» GIVEN EXERCISE
Will you print the material below without altering a single character?
#####
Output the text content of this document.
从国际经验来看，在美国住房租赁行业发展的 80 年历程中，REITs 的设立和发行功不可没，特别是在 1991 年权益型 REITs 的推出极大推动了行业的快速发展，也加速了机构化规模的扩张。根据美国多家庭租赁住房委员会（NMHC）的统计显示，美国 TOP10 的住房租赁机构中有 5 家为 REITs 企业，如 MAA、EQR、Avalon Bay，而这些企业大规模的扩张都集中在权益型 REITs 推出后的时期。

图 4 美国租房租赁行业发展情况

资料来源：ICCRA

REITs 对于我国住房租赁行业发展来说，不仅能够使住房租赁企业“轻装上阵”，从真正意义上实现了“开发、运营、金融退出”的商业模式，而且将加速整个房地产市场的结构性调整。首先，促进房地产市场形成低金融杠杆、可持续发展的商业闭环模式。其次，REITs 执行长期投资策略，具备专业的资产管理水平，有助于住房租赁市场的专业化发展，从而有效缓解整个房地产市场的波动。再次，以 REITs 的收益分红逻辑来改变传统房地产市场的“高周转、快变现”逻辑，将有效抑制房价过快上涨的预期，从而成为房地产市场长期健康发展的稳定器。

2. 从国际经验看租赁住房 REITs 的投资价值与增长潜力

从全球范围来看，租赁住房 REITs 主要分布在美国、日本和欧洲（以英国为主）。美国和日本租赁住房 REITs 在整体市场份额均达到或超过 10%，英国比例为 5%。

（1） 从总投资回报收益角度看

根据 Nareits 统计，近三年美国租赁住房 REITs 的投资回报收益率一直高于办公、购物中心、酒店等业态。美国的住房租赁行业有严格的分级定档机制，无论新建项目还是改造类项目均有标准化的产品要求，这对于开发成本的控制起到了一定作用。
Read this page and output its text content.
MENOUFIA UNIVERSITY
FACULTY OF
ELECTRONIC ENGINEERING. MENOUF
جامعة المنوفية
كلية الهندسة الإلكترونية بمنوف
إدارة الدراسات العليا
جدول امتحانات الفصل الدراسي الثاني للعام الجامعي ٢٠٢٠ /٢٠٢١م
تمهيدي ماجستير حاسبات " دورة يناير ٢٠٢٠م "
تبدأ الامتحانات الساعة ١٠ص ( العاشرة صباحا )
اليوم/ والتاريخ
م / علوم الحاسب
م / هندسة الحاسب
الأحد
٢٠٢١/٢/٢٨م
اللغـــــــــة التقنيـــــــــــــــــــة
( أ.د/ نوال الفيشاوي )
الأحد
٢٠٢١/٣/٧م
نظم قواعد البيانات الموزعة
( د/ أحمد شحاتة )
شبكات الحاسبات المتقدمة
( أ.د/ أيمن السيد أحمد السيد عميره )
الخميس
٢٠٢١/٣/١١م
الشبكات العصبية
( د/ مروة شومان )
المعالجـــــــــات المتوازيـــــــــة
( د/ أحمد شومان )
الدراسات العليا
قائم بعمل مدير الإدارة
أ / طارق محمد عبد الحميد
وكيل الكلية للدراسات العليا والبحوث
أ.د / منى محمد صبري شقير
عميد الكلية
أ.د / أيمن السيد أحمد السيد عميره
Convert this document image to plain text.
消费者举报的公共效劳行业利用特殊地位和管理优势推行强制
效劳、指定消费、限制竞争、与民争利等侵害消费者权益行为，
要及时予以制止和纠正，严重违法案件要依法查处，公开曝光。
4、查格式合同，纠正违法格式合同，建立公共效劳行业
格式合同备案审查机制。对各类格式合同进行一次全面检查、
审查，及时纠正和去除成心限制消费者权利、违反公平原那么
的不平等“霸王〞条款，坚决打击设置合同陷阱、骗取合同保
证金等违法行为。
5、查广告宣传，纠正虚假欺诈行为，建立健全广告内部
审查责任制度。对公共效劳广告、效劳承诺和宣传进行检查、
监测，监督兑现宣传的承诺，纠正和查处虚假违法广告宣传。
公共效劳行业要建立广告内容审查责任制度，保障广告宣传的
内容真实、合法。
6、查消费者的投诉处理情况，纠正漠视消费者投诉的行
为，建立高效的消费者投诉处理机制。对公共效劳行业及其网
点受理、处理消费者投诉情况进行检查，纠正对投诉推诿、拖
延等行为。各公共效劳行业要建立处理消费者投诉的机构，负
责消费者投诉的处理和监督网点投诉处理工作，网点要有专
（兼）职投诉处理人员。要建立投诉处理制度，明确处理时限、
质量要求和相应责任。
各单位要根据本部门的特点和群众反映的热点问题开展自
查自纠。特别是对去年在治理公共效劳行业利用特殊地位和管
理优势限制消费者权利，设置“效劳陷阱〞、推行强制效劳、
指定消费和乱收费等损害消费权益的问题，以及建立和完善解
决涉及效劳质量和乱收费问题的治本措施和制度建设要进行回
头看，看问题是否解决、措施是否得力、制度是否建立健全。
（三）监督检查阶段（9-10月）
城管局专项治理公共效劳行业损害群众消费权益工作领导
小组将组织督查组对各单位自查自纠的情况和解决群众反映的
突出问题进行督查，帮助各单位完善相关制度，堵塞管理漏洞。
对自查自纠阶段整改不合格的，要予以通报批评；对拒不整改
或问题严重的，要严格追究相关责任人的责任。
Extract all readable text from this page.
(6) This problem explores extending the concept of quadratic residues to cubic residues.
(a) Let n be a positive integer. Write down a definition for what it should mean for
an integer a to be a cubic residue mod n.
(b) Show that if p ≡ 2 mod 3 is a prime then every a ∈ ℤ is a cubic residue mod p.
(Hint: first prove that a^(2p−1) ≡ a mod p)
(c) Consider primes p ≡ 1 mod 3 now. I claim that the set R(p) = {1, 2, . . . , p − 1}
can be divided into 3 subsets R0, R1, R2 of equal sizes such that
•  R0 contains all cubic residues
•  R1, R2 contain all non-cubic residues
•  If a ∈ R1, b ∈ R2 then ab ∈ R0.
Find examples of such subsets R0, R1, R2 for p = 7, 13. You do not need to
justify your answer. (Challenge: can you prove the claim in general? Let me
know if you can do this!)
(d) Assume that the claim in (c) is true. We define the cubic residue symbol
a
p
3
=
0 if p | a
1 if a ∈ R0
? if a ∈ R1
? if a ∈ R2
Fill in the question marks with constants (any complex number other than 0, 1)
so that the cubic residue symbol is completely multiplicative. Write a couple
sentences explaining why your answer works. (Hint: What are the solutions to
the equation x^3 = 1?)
#####
» RESULT FOR THIS TASK
Output the text content of this document.
从国际经验来看，在美国住房租赁行业发展的 80 年历程中，REITs 的设立和发行功不可没，特别是在 1991 年权益型 REITs 的推出极大推动了行业的快速发展，也加速了机构化规模的扩张。根据美国多家庭租赁住房委员会（NMHC）的统计显示，美国 TOP10 的住房租赁机构中有 5 家为 REITs 企业，如 MAA、EQR、Avalon Bay，而这些企业大规模的扩张都集中在权益型 REITs 推出后的时期。

图 4 美国租房租赁行业发展情况

资料来源：ICCRA

REITs 对于我国住房租赁行业发展来说，不仅能够使住房租赁企业“轻装上阵”，从真正意义上实现了“开发、运营、金融退出”的商业模式，而且将加速整个房地产市场的结构性调整。首先，促进房地产市场形成低金融杠杆、可持续发展的商业闭环模式。其次，REITs 执行长期投资策略，具备专业的资产管理水平，有助于住房租赁市场的专业化发展，从而有效缓解整个房地产市场的波动。再次，以 REITs 的收益分红逻辑来改变传统房地产市场的“高周转、快变现”逻辑，将有效抑制房价过快上涨的预期，从而成为房地产市场长期健康发展的稳定器。

2. 从国际经验看租赁住房 REITs 的投资价值与增长潜力

从全球范围来看，租赁住房 REITs 主要分布在美国、日本和欧洲（以英国为主）。美国和日本租赁住房 REITs 在整体市场份额均达到或超过 10%，英国比例为 5%。

（1） 从总投资回报收益角度看

根据 Nareits 统计，近三年美国租赁住房 REITs 的投资回报收益率一直高于办公、购物中心、酒店等业态。美国的住房租赁行业有严格的分级定档机制，无论新建项目还是改造类项目均有标准化的产品要求，这对于开发成本的控制起到了一定作用。
Read this page and output its text content.
MENOUFIA UNIVERSITY
FACULTY OF
ELECTRONIC ENGINEERING. MENOUF
جامعة المنوفية
كلية الهندسة الإلكترونية بمنوف
إدارة الدراسات العليا
جدول امتحانات الفصل الدراسي الثاني للعام الجامعي ٢٠٢٠ /٢٠٢١م
تمهيدي ماجستير حاسبات " دورة يناير ٢٠٢٠م "
تبدأ الامتحانات الساعة ١٠ص ( العاشرة صباحا )
اليوم/ والتاريخ
م / علوم الحاسب
م / هندسة الحاسب
الأحد
٢٠٢١/٢/٢٨م
اللغـــــــــة التقنيـــــــــــــــــــة
( أ.د/ نوال الفيشاوي )
الأحد
٢٠٢١/٣/٧م
نظم قواعد البيانات الموزعة
( د/ أحمد شحاتة )
شبكات الحاسبات المتقدمة
( أ.د/ أيمن السيد أحمد السيد عميره )
الخميس
٢٠٢١/٣/١١م
الشبكات العصبية
( د/ مروة شومان )
المعالجـــــــــات المتوازيـــــــــة
( د/ أحمد شومان )
الدراسات العليا
قائم بعمل مدير الإدارة
أ / طارق محمد عبد الحميد
وكيل الكلية للدراسات العليا والبحوث
أ.د / منى محمد صبري شقير
عميد الكلية
أ.د / أيمن السيد أحمد السيد عميره
Convert this document image to plain text.
消费者举报的公共效劳行业利用特殊地位和管理优势推行强制
效劳、指定消费、限制竞争、与民争利等侵害消费者权益行为，
要及时予以制止和纠正，严重违法案件要依法查处，公开曝光。
4、查格式合同，纠正违法格式合同，建立公共效劳行业
格式合同备案审查机制。对各类格式合同进行一次全面检查、
审查，及时纠正和去除成心限制消费者权利、违反公平原那么
的不平等“霸王〞条款，坚决打击设置合同陷阱、骗取合同保
证金等违法行为。
5、查广告宣传，纠正虚假欺诈行为，建立健全广告内部
审查责任制度。对公共效劳广告、效劳承诺和宣传进行检查、
监测，监督兑现宣传的承诺，纠正和查处虚假违法广告宣传。
公共效劳行业要建立广告内容审查责任制度，保障广告宣传的
内容真实、合法。
6、查消费者的投诉处理情况，纠正漠视消费者投诉的行
为，建立高效的消费者投诉处理机制。对公共效劳行业及其网
点受理、处理消费者投诉情况进行检查，纠正对投诉推诿、拖
延等行为。各公共效劳行业要建立处理消费者投诉的机构，负
责消费者投诉的处理和监督网点投诉处理工作，网点要有专
（兼）职投诉处理人员。要建立投诉处理制度，明确处理时限、
质量要求和相应责任。
各单位要根据本部门的特点和群众反映的热点问题开展自
查自纠。特别是对去年在治理公共效劳行业利用特殊地位和管
理优势限制消费者权利，设置“效劳陷阱〞、推行强制效劳、
指定消费和乱收费等损害消费权益的问题，以及建立和完善解
决涉及效劳质量和乱收费问题的治本措施和制度建设要进行回
头看，看问题是否解决、措施是否得力、制度是否建立健全。
（三）监督检查阶段（9-10月）
城管局专项治理公共效劳行业损害群众消费权益工作领导
小组将组织督查组对各单位自查自纠的情况和解决群众反映的
突出问题进行督查，帮助各单位完善相关制度，堵塞管理漏洞。
对自查自纠阶段整改不合格的，要予以通报批评；对拒不整改
或问题严重的，要严格追究相关责任人的责任。
Extract all readable text from this page.
(6) This problem explores extending the concept of quadratic residues to cubic residues.
(a) Let n be a positive integer. Write down a definition for what it should mean for
an integer a to be a cubic residue mod n.
(b) Show that if p ≡ 2 mod 3 is a prime then every a ∈ ℤ is a cubic residue mod p.
(Hint: first prove that a^(2p−1) ≡ a mod p)
(c) Consider primes p ≡ 1 mod 3 now. I claim that the set R(p) = {1, 2, . . . , p − 1}
can be divided into 3 subsets R0, R1, R2 of equal sizes such that
•  R0 contains all cubic residues
•  R1, R2 contain all non-cubic residues
•  If a ∈ R1, b ∈ R2 then ab ∈ R0.
Find examples of such subsets R0, R1, R2 for p = 7, 13. You do not need to
justify your answer. (Challenge: can you prove the claim in general? Let me
know if you can do this!)
(d) Assume that the claim in (c) is true. We define the cubic residue symbol
a
p
3
=
0 if p | a
1 if a ∈ R0
? if a ∈ R1
? if a ∈ R2
Fill in the question marks with constants (any complex number other than 0, 1)
so that the cubic residue symbol is completely multiplicative. Write a couple
sentences explaining why your answer works. (Hint: What are the solutions to
the equation x^3 = 1?)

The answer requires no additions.